↓↓↓

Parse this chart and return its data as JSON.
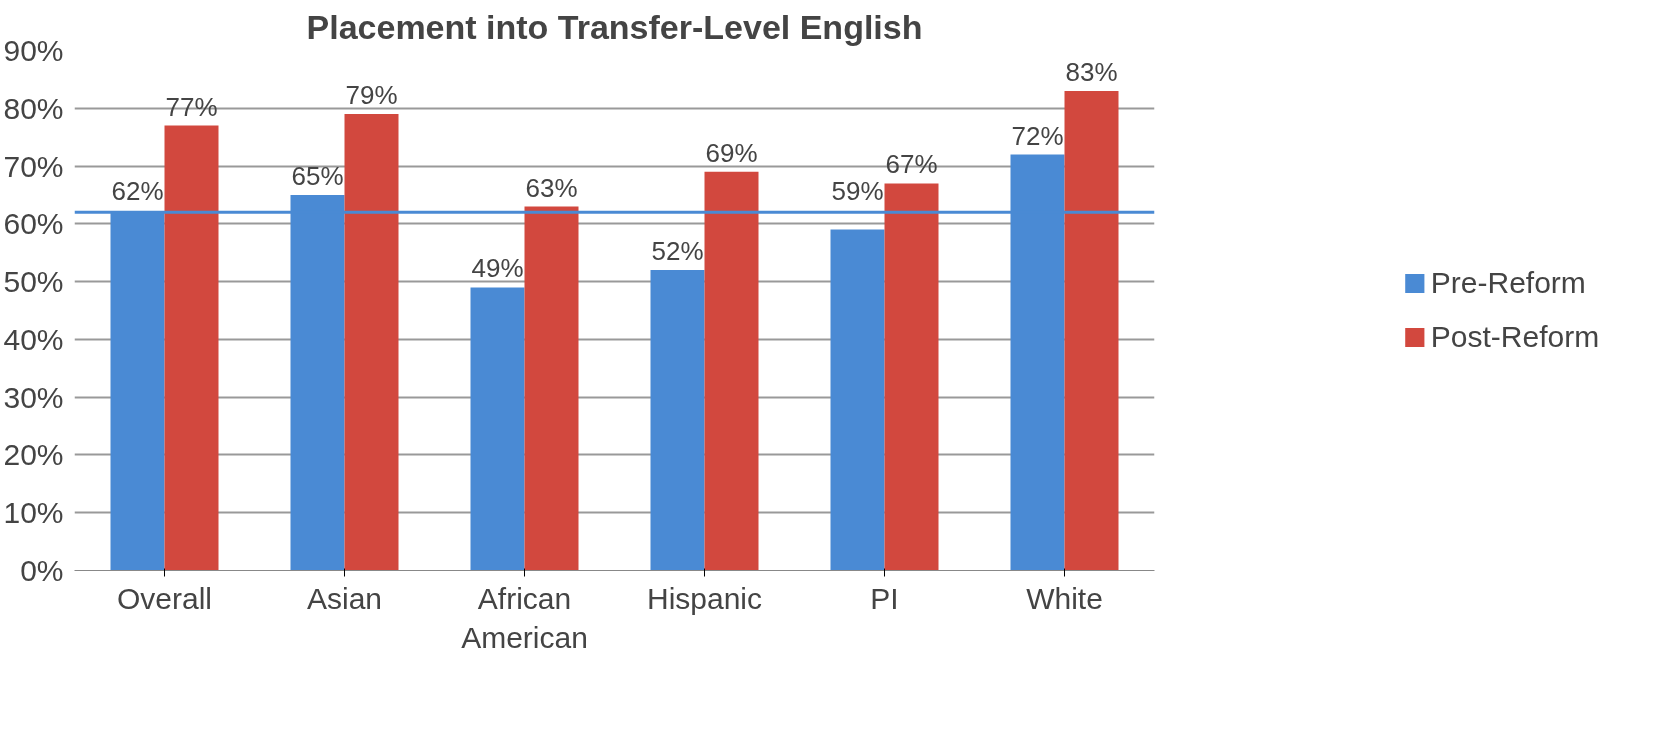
{
  "chart_data": {
    "type": "bar",
    "title": "Placement into Transfer-Level English",
    "categories": [
      "Overall",
      "Asian",
      "African American",
      "Hispanic",
      "PI",
      "White"
    ],
    "series": [
      {
        "name": "Pre-Reform",
        "color": "#4a8ad4",
        "values": [
          62,
          65,
          49,
          52,
          59,
          72
        ],
        "value_labels": [
          "62%",
          "65%",
          "49%",
          "52%",
          "59%",
          "72%"
        ]
      },
      {
        "name": "Post-Reform",
        "color": "#d2483e",
        "values": [
          77,
          79,
          63,
          69,
          67,
          83
        ],
        "value_labels": [
          "77%",
          "79%",
          "63%",
          "69%",
          "67%",
          "83%"
        ]
      }
    ],
    "ylim": [
      0,
      90
    ],
    "yticks": [
      {
        "value": 0,
        "label": "0%"
      },
      {
        "value": 10,
        "label": "10%"
      },
      {
        "value": 20,
        "label": "20%"
      },
      {
        "value": 30,
        "label": "30%"
      },
      {
        "value": 40,
        "label": "40%"
      },
      {
        "value": 50,
        "label": "50%"
      },
      {
        "value": 60,
        "label": "60%"
      },
      {
        "value": 70,
        "label": "70%"
      },
      {
        "value": 80,
        "label": "80%"
      },
      {
        "value": 90,
        "label": "90%"
      }
    ],
    "ref_lines": [
      {
        "axis": "y",
        "value": 62,
        "color": "#4a8ad4"
      }
    ],
    "grid": "y",
    "legend": "right"
  }
}
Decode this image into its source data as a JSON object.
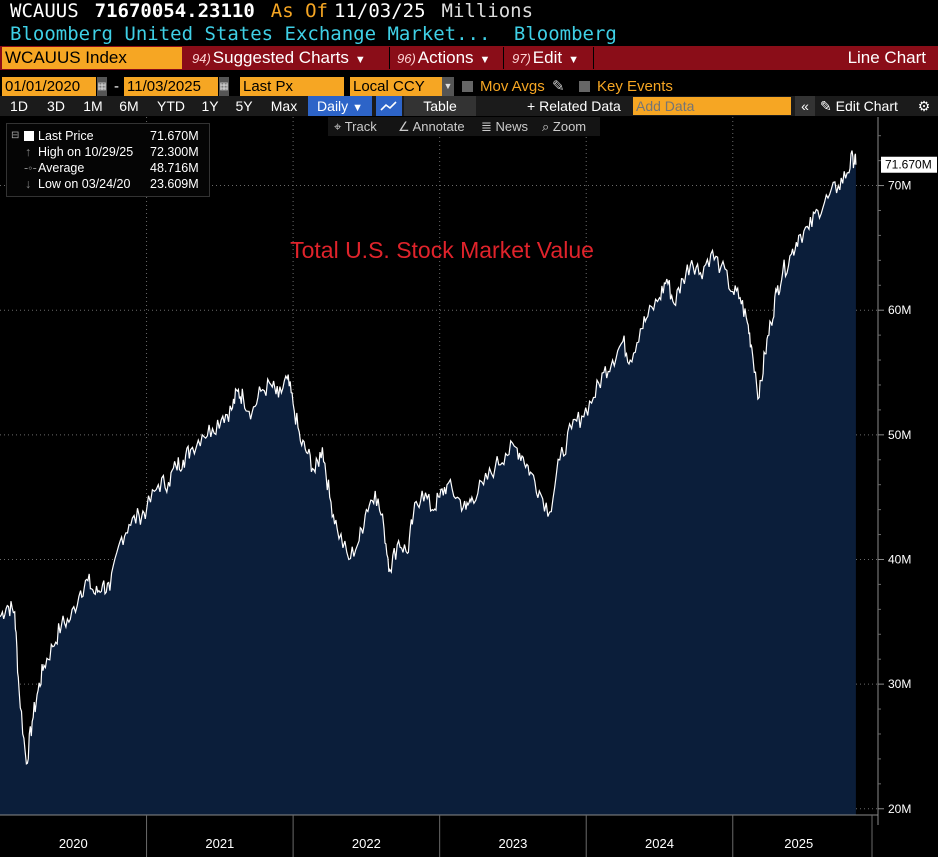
{
  "header": {
    "ticker": "WCAUUS",
    "value": "71670054.23110",
    "as_of_label": "As Of",
    "as_of_date": "11/03/25",
    "units": "Millions",
    "name": "Bloomberg United States Exchange Market...",
    "source": "Bloomberg"
  },
  "toolbar": {
    "index_label": "WCAUUS Index",
    "suggested_num": "94)",
    "suggested_label": "Suggested Charts",
    "actions_num": "96)",
    "actions_label": "Actions",
    "edit_num": "97)",
    "edit_label": "Edit",
    "chart_type": "Line Chart"
  },
  "controls": {
    "start_date": "01/01/2020",
    "date_sep": "-",
    "end_date": "11/03/2025",
    "field": "Last Px",
    "currency": "Local CCY",
    "mov_avgs": "Mov Avgs",
    "key_events": "Key Events",
    "periods": [
      "1D",
      "3D",
      "1M",
      "6M",
      "YTD",
      "1Y",
      "5Y",
      "Max"
    ],
    "frequency": "Daily",
    "table_label": "Table",
    "related_label": "Related Data",
    "add_data_placeholder": "Add Data",
    "edit_chart_label": "Edit Chart",
    "tools": [
      "Track",
      "Annotate",
      "News",
      "Zoom"
    ]
  },
  "legend": {
    "last_price_label": "Last Price",
    "last_price_value": "71.670M",
    "high_label": "High on 10/29/25",
    "high_value": "72.300M",
    "avg_label": "Average",
    "avg_value": "48.716M",
    "low_label": "Low on 03/24/20",
    "low_value": "23.609M"
  },
  "colors": {
    "background": "#000000",
    "area_fill": "#0b1e3a",
    "line": "#ffffff",
    "annotation": "#e0232b",
    "accent_orange": "#f6a623",
    "toolbar_red": "#8a0d18",
    "header_cyan": "#3fd0e6"
  },
  "chart_data": {
    "type": "area",
    "title": "Total U.S. Stock Market Value",
    "unit": "Millions",
    "x_labels": [
      "2020",
      "2021",
      "2022",
      "2023",
      "2024",
      "2025"
    ],
    "x_range": [
      2020.0,
      2025.95
    ],
    "ylim": [
      19.5,
      75.5
    ],
    "y_ticks": [
      20,
      30,
      40,
      50,
      60,
      70
    ],
    "y_tick_labels": [
      "20M",
      "30M",
      "40M",
      "50M",
      "60M",
      "70M"
    ],
    "last_value_label": "71.670M",
    "grid": true,
    "series": [
      {
        "name": "Last Price",
        "x": [
          2020.0,
          2020.05,
          2020.1,
          2020.13,
          2020.18,
          2020.22,
          2020.26,
          2020.3,
          2020.36,
          2020.42,
          2020.48,
          2020.55,
          2020.6,
          2020.65,
          2020.7,
          2020.75,
          2020.82,
          2020.88,
          2020.95,
          2021.0,
          2021.08,
          2021.15,
          2021.2,
          2021.25,
          2021.3,
          2021.38,
          2021.45,
          2021.52,
          2021.58,
          2021.62,
          2021.66,
          2021.72,
          2021.78,
          2021.85,
          2021.9,
          2021.96,
          2022.0,
          2022.05,
          2022.1,
          2022.15,
          2022.2,
          2022.25,
          2022.3,
          2022.38,
          2022.45,
          2022.5,
          2022.56,
          2022.62,
          2022.66,
          2022.72,
          2022.78,
          2022.82,
          2022.88,
          2022.95,
          2023.0,
          2023.05,
          2023.12,
          2023.18,
          2023.22,
          2023.3,
          2023.38,
          2023.45,
          2023.52,
          2023.57,
          2023.62,
          2023.68,
          2023.75,
          2023.82,
          2023.9,
          2023.97,
          2024.05,
          2024.12,
          2024.18,
          2024.25,
          2024.3,
          2024.37,
          2024.42,
          2024.5,
          2024.55,
          2024.6,
          2024.66,
          2024.72,
          2024.78,
          2024.85,
          2024.92,
          2025.0,
          2025.05,
          2025.1,
          2025.13,
          2025.18,
          2025.22,
          2025.26,
          2025.3,
          2025.34,
          2025.4,
          2025.45,
          2025.52,
          2025.58,
          2025.65,
          2025.72,
          2025.78,
          2025.82,
          2025.84
        ],
        "y": [
          35.4,
          36.3,
          35.8,
          29.5,
          23.6,
          27.0,
          29.5,
          31.5,
          33.0,
          34.8,
          35.2,
          37.5,
          38.3,
          37.2,
          38.0,
          37.5,
          41.5,
          42.8,
          43.5,
          44.0,
          46.0,
          46.2,
          47.5,
          48.0,
          48.8,
          50.0,
          50.5,
          51.5,
          52.0,
          53.5,
          53.0,
          51.8,
          53.5,
          54.0,
          53.0,
          54.5,
          52.5,
          49.5,
          48.5,
          47.0,
          49.0,
          45.0,
          42.5,
          40.0,
          41.5,
          44.0,
          45.5,
          42.5,
          39.2,
          41.5,
          40.5,
          43.5,
          45.5,
          44.0,
          45.0,
          46.0,
          45.0,
          44.0,
          45.0,
          46.0,
          47.5,
          48.5,
          49.0,
          48.2,
          47.0,
          45.5,
          43.8,
          48.0,
          50.5,
          51.5,
          53.0,
          55.0,
          56.0,
          57.5,
          56.0,
          58.5,
          59.5,
          61.0,
          62.5,
          60.5,
          62.5,
          64.0,
          63.0,
          64.5,
          63.5,
          61.5,
          61.0,
          59.0,
          57.0,
          53.0,
          56.5,
          59.0,
          61.5,
          63.0,
          64.5,
          66.0,
          66.5,
          68.0,
          69.0,
          70.0,
          71.0,
          72.3,
          71.67
        ]
      }
    ]
  }
}
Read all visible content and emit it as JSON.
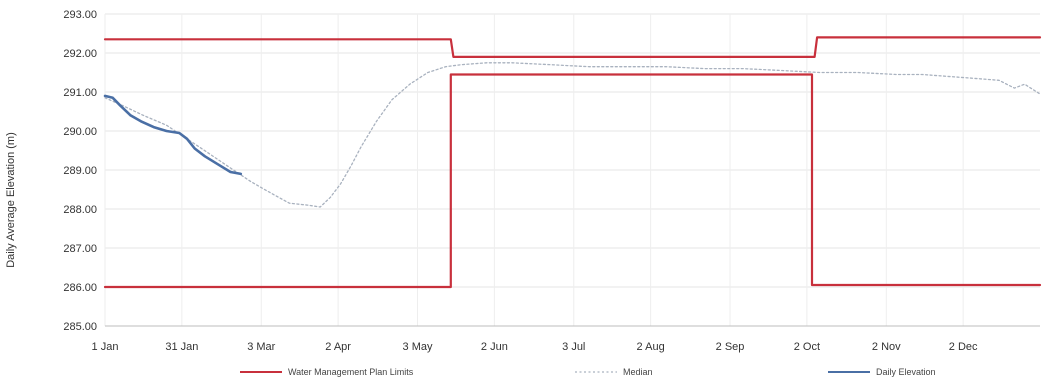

↑↑↑

→ **Request**:
Reproduce every line exactly and omit all pictures.

→ **Task result**:
Parse this chart and return its data as JSON.
{
  "chart_data": {
    "type": "bar",
    "title": "Placement into Transfer-Level English",
    "categories": [
      "Overall",
      "Asian",
      "African American",
      "Hispanic",
      "PI",
      "White"
    ],
    "series": [
      {
        "name": "Pre-Reform",
        "color": "#4a8ad4",
        "values": [
          62,
          65,
          49,
          52,
          59,
          72
        ],
        "value_labels": [
          "62%",
          "65%",
          "49%",
          "52%",
          "59%",
          "72%"
        ]
      },
      {
        "name": "Post-Reform",
        "color": "#d2483e",
        "values": [
          77,
          79,
          63,
          69,
          67,
          83
        ],
        "value_labels": [
          "77%",
          "79%",
          "63%",
          "69%",
          "67%",
          "83%"
        ]
      }
    ],
    "ylim": [
      0,
      90
    ],
    "yticks": [
      {
        "value": 0,
        "label": "0%"
      },
      {
        "value": 10,
        "label": "10%"
      },
      {
        "value": 20,
        "label": "20%"
      },
      {
        "value": 30,
        "label": "30%"
      },
      {
        "value": 40,
        "label": "40%"
      },
      {
        "value": 50,
        "label": "50%"
      },
      {
        "value": 60,
        "label": "60%"
      },
      {
        "value": 70,
        "label": "70%"
      },
      {
        "value": 80,
        "label": "80%"
      },
      {
        "value": 90,
        "label": "90%"
      }
    ],
    "ref_lines": [
      {
        "axis": "y",
        "value": 62,
        "color": "#4a8ad4"
      }
    ],
    "grid": "y",
    "legend": "right"
  }
}
Decode this image into its source data as a JSON object.
{
  "header": {
    "ticker": "WCAUUS",
    "value": "71670054.23110",
    "as_of_label": "As Of",
    "as_of_date": "11/03/25",
    "units": "Millions",
    "name": "Bloomberg United States Exchange Market...",
    "source": "Bloomberg"
  },
  "toolbar": {
    "index_label": "WCAUUS Index",
    "suggested_num": "94)",
    "suggested_label": "Suggested Charts",
    "actions_num": "96)",
    "actions_label": "Actions",
    "edit_num": "97)",
    "edit_label": "Edit",
    "chart_type": "Line Chart"
  },
  "controls": {
    "start_date": "01/01/2020",
    "date_sep": "-",
    "end_date": "11/03/2025",
    "field": "Last Px",
    "currency": "Local CCY",
    "mov_avgs": "Mov Avgs",
    "key_events": "Key Events",
    "periods": [
      "1D",
      "3D",
      "1M",
      "6M",
      "YTD",
      "1Y",
      "5Y",
      "Max"
    ],
    "frequency": "Daily",
    "table_label": "Table",
    "related_label": "Related Data",
    "add_data_placeholder": "Add Data",
    "edit_chart_label": "Edit Chart",
    "tools": [
      "Track",
      "Annotate",
      "News",
      "Zoom"
    ]
  },
  "legend": {
    "last_price_label": "Last Price",
    "last_price_value": "71.670M",
    "high_label": "High on 10/29/25",
    "high_value": "72.300M",
    "avg_label": "Average",
    "avg_value": "48.716M",
    "low_label": "Low on 03/24/20",
    "low_value": "23.609M"
  },
  "colors": {
    "background": "#000000",
    "area_fill": "#0b1e3a",
    "line": "#ffffff",
    "annotation": "#e0232b",
    "accent_orange": "#f6a623",
    "toolbar_red": "#8a0d18",
    "header_cyan": "#3fd0e6"
  },
  "chart_data": {
    "type": "area",
    "title": "Total U.S. Stock Market Value",
    "unit": "Millions",
    "x_labels": [
      "2020",
      "2021",
      "2022",
      "2023",
      "2024",
      "2025"
    ],
    "x_range": [
      2020.0,
      2025.95
    ],
    "ylim": [
      19.5,
      75.5
    ],
    "y_ticks": [
      20,
      30,
      40,
      50,
      60,
      70
    ],
    "y_tick_labels": [
      "20M",
      "30M",
      "40M",
      "50M",
      "60M",
      "70M"
    ],
    "last_value_label": "71.670M",
    "grid": true,
    "series": [
      {
        "name": "Last Price",
        "x": [
          2020.0,
          2020.05,
          2020.1,
          2020.13,
          2020.18,
          2020.22,
          2020.26,
          2020.3,
          2020.36,
          2020.42,
          2020.48,
          2020.55,
          2020.6,
          2020.65,
          2020.7,
          2020.75,
          2020.82,
          2020.88,
          2020.95,
          2021.0,
          2021.08,
          2021.15,
          2021.2,
          2021.25,
          2021.3,
          2021.38,
          2021.45,
          2021.52,
          2021.58,
          2021.62,
          2021.66,
          2021.72,
          2021.78,
          2021.85,
          2021.9,
          2021.96,
          2022.0,
          2022.05,
          2022.1,
          2022.15,
          2022.2,
          2022.25,
          2022.3,
          2022.38,
          2022.45,
          2022.5,
          2022.56,
          2022.62,
          2022.66,
          2022.72,
          2022.78,
          2022.82,
          2022.88,
          2022.95,
          2023.0,
          2023.05,
          2023.12,
          2023.18,
          2023.22,
          2023.3,
          2023.38,
          2023.45,
          2023.52,
          2023.57,
          2023.62,
          2023.68,
          2023.75,
          2023.82,
          2023.9,
          2023.97,
          2024.05,
          2024.12,
          2024.18,
          2024.25,
          2024.3,
          2024.37,
          2024.42,
          2024.5,
          2024.55,
          2024.6,
          2024.66,
          2024.72,
          2024.78,
          2024.85,
          2024.92,
          2025.0,
          2025.05,
          2025.1,
          2025.13,
          2025.18,
          2025.22,
          2025.26,
          2025.3,
          2025.34,
          2025.4,
          2025.45,
          2025.52,
          2025.58,
          2025.65,
          2025.72,
          2025.78,
          2025.82,
          2025.84
        ],
        "y": [
          35.4,
          36.3,
          35.8,
          29.5,
          23.6,
          27.0,
          29.5,
          31.5,
          33.0,
          34.8,
          35.2,
          37.5,
          38.3,
          37.2,
          38.0,
          37.5,
          41.5,
          42.8,
          43.5,
          44.0,
          46.0,
          46.2,
          47.5,
          48.0,
          48.8,
          50.0,
          50.5,
          51.5,
          52.0,
          53.5,
          53.0,
          51.8,
          53.5,
          54.0,
          53.0,
          54.5,
          52.5,
          49.5,
          48.5,
          47.0,
          49.0,
          45.0,
          42.5,
          40.0,
          41.5,
          44.0,
          45.5,
          42.5,
          39.2,
          41.5,
          40.5,
          43.5,
          45.5,
          44.0,
          45.0,
          46.0,
          45.0,
          44.0,
          45.0,
          46.0,
          47.5,
          48.5,
          49.0,
          48.2,
          47.0,
          45.5,
          43.8,
          48.0,
          50.5,
          51.5,
          53.0,
          55.0,
          56.0,
          57.5,
          56.0,
          58.5,
          59.5,
          61.0,
          62.5,
          60.5,
          62.5,
          64.0,
          63.0,
          64.5,
          63.5,
          61.5,
          61.0,
          59.0,
          57.0,
          53.0,
          56.5,
          59.0,
          61.5,
          63.0,
          64.5,
          66.0,
          66.5,
          68.0,
          69.0,
          70.0,
          71.0,
          72.3,
          71.67
        ]
      }
    ]
  }
}
Read all visible content and emit it as JSON.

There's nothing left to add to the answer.